» **What is being asked**
Give the listing again in full, exactly as written.

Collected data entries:
▬▬▬▬▬▬▬▬▬▬

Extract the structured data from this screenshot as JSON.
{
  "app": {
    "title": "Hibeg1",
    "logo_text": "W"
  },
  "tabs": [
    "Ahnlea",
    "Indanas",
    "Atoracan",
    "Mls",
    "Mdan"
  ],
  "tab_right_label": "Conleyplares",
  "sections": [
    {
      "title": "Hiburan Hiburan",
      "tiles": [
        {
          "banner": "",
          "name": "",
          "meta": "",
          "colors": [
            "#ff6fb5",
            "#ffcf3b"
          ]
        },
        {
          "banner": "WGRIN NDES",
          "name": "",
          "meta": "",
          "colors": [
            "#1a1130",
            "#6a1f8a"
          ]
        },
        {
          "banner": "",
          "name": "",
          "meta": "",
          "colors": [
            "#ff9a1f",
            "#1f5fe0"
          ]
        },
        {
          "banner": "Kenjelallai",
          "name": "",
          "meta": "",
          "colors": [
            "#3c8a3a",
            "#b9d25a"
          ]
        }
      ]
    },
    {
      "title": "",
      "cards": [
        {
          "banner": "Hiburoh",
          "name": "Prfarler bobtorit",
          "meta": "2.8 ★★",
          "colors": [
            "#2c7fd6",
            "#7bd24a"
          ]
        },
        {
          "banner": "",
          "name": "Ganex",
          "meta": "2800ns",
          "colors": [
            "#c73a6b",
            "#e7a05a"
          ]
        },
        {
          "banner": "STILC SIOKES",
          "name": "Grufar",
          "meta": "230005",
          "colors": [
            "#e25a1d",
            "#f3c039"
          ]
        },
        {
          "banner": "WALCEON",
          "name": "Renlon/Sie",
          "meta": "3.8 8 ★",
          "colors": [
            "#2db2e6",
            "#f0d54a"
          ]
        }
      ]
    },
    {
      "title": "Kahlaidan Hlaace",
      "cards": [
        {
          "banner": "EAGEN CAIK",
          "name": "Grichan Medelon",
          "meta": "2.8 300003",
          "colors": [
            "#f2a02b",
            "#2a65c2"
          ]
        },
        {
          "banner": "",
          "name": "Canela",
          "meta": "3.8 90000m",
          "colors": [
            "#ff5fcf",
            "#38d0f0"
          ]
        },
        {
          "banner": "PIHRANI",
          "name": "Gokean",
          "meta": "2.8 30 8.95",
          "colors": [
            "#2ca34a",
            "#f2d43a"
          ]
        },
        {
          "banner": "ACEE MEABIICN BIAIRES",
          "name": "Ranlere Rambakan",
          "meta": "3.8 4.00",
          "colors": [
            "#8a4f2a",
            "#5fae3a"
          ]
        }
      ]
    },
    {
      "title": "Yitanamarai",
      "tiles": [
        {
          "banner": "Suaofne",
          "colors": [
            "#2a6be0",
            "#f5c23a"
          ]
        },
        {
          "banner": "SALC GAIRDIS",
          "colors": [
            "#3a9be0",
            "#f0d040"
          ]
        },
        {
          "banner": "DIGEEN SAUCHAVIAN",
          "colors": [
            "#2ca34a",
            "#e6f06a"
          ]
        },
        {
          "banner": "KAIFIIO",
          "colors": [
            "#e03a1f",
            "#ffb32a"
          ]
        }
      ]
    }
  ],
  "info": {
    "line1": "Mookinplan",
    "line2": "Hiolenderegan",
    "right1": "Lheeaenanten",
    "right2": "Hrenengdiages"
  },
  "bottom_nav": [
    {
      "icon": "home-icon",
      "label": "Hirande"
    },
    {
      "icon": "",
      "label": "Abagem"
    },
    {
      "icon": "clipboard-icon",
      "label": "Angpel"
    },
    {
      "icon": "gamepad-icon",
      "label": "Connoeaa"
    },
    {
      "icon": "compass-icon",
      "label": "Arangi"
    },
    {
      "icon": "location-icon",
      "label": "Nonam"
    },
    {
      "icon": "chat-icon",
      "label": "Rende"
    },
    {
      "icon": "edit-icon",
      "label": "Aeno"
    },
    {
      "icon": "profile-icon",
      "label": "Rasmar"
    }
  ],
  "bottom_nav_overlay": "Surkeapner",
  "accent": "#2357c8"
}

▬▬▬▬▬▬▬▬▬▬

» **Answer to this task**
Extract the structured data from this screenshot as JSON.
{
  "app": {
    "title": "Hibeg1",
    "logo_text": "W"
  },
  "tabs": [
    "Ahnlea",
    "Indanas",
    "Atoracan",
    "Mls",
    "Mdan"
  ],
  "tab_right_label": "Conleyplares",
  "sections": [
    {
      "title": "Hiburan Hiburan",
      "tiles": [
        {
          "banner": "",
          "name": "",
          "meta": "",
          "colors": [
            "#ff6fb5",
            "#ffcf3b"
          ]
        },
        {
          "banner": "WGRIN NDES",
          "name": "",
          "meta": "",
          "colors": [
            "#1a1130",
            "#6a1f8a"
          ]
        },
        {
          "banner": "",
          "name": "",
          "meta": "",
          "colors": [
            "#ff9a1f",
            "#1f5fe0"
          ]
        },
        {
          "banner": "Kenjelallai",
          "name": "",
          "meta": "",
          "colors": [
            "#3c8a3a",
            "#b9d25a"
          ]
        }
      ]
    },
    {
      "title": "",
      "cards": [
        {
          "banner": "Hiburoh",
          "name": "Prfarler bobtorit",
          "meta": "2.8 ★★",
          "colors": [
            "#2c7fd6",
            "#7bd24a"
          ]
        },
        {
          "banner": "",
          "name": "Ganex",
          "meta": "2800ns",
          "colors": [
            "#c73a6b",
            "#e7a05a"
          ]
        },
        {
          "banner": "STILC SIOKES",
          "name": "Grufar",
          "meta": "230005",
          "colors": [
            "#e25a1d",
            "#f3c039"
          ]
        },
        {
          "banner": "WALCEON",
          "name": "Renlon/Sie",
          "meta": "3.8 8 ★",
          "colors": [
            "#2db2e6",
            "#f0d54a"
          ]
        }
      ]
    },
    {
      "title": "Kahlaidan Hlaace",
      "cards": [
        {
          "banner": "EAGEN CAIK",
          "name": "Grichan Medelon",
          "meta": "2.8 300003",
          "colors": [
            "#f2a02b",
            "#2a65c2"
          ]
        },
        {
          "banner": "",
          "name": "Canela",
          "meta": "3.8 90000m",
          "colors": [
            "#ff5fcf",
            "#38d0f0"
          ]
        },
        {
          "banner": "PIHRANI",
          "name": "Gokean",
          "meta": "2.8 30 8.95",
          "colors": [
            "#2ca34a",
            "#f2d43a"
          ]
        },
        {
          "banner": "ACEE MEABIICN BIAIRES",
          "name": "Ranlere Rambakan",
          "meta": "3.8 4.00",
          "colors": [
            "#8a4f2a",
            "#5fae3a"
          ]
        }
      ]
    },
    {
      "title": "Yitanamarai",
      "tiles": [
        {
          "banner": "Suaofne",
          "colors": [
            "#2a6be0",
            "#f5c23a"
          ]
        },
        {
          "banner": "SALC GAIRDIS",
          "colors": [
            "#3a9be0",
            "#f0d040"
          ]
        },
        {
          "banner": "DIGEEN SAUCHAVIAN",
          "colors": [
            "#2ca34a",
            "#e6f06a"
          ]
        },
        {
          "banner": "KAIFIIO",
          "colors": [
            "#e03a1f",
            "#ffb32a"
          ]
        }
      ]
    }
  ],
  "info": {
    "line1": "Mookinplan",
    "line2": "Hiolenderegan",
    "right1": "Lheeaenanten",
    "right2": "Hrenengdiages"
  },
  "bottom_nav": [
    {
      "icon": "home-icon",
      "label": "Hirande"
    },
    {
      "icon": "",
      "label": "Abagem"
    },
    {
      "icon": "clipboard-icon",
      "label": "Angpel"
    },
    {
      "icon": "gamepad-icon",
      "label": "Connoeaa"
    },
    {
      "icon": "compass-icon",
      "label": "Arangi"
    },
    {
      "icon": "location-icon",
      "label": "Nonam"
    },
    {
      "icon": "chat-icon",
      "label": "Rende"
    },
    {
      "icon": "edit-icon",
      "label": "Aeno"
    },
    {
      "icon": "profile-icon",
      "label": "Rasmar"
    }
  ],
  "bottom_nav_overlay": "Surkeapner",
  "accent": "#2357c8"
}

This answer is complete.